◆ Exercise requirements ◆
Write out the whole listing word for word.

+-------+

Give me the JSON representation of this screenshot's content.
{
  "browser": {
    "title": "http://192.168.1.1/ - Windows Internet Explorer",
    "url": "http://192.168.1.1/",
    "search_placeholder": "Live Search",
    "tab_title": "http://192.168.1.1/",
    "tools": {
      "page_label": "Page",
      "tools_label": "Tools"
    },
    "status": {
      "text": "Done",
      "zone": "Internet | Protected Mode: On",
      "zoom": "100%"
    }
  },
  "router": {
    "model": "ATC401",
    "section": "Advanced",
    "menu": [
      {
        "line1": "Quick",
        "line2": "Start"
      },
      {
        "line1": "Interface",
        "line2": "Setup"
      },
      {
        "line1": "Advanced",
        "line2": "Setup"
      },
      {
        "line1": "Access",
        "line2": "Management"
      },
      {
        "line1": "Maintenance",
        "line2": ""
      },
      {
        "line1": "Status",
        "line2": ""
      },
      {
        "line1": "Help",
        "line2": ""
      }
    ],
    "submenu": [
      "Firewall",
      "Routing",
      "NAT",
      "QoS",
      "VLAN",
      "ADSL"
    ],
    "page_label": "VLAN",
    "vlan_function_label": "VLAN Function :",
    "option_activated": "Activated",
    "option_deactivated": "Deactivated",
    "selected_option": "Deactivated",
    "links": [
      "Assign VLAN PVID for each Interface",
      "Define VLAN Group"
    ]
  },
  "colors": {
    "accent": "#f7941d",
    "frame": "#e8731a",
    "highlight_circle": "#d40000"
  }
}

+-------+

◆ Answer to the exercise ◆
Give me the JSON representation of this screenshot's content.
{
  "browser": {
    "title": "http://192.168.1.1/ - Windows Internet Explorer",
    "url": "http://192.168.1.1/",
    "search_placeholder": "Live Search",
    "tab_title": "http://192.168.1.1/",
    "tools": {
      "page_label": "Page",
      "tools_label": "Tools"
    },
    "status": {
      "text": "Done",
      "zone": "Internet | Protected Mode: On",
      "zoom": "100%"
    }
  },
  "router": {
    "model": "ATC401",
    "section": "Advanced",
    "menu": [
      {
        "line1": "Quick",
        "line2": "Start"
      },
      {
        "line1": "Interface",
        "line2": "Setup"
      },
      {
        "line1": "Advanced",
        "line2": "Setup"
      },
      {
        "line1": "Access",
        "line2": "Management"
      },
      {
        "line1": "Maintenance",
        "line2": ""
      },
      {
        "line1": "Status",
        "line2": ""
      },
      {
        "line1": "Help",
        "line2": ""
      }
    ],
    "submenu": [
      "Firewall",
      "Routing",
      "NAT",
      "QoS",
      "VLAN",
      "ADSL"
    ],
    "page_label": "VLAN",
    "vlan_function_label": "VLAN Function :",
    "option_activated": "Activated",
    "option_deactivated": "Deactivated",
    "selected_option": "Deactivated",
    "links": [
      "Assign VLAN PVID for each Interface",
      "Define VLAN Group"
    ]
  },
  "colors": {
    "accent": "#f7941d",
    "frame": "#e8731a",
    "highlight_circle": "#d40000"
  }
}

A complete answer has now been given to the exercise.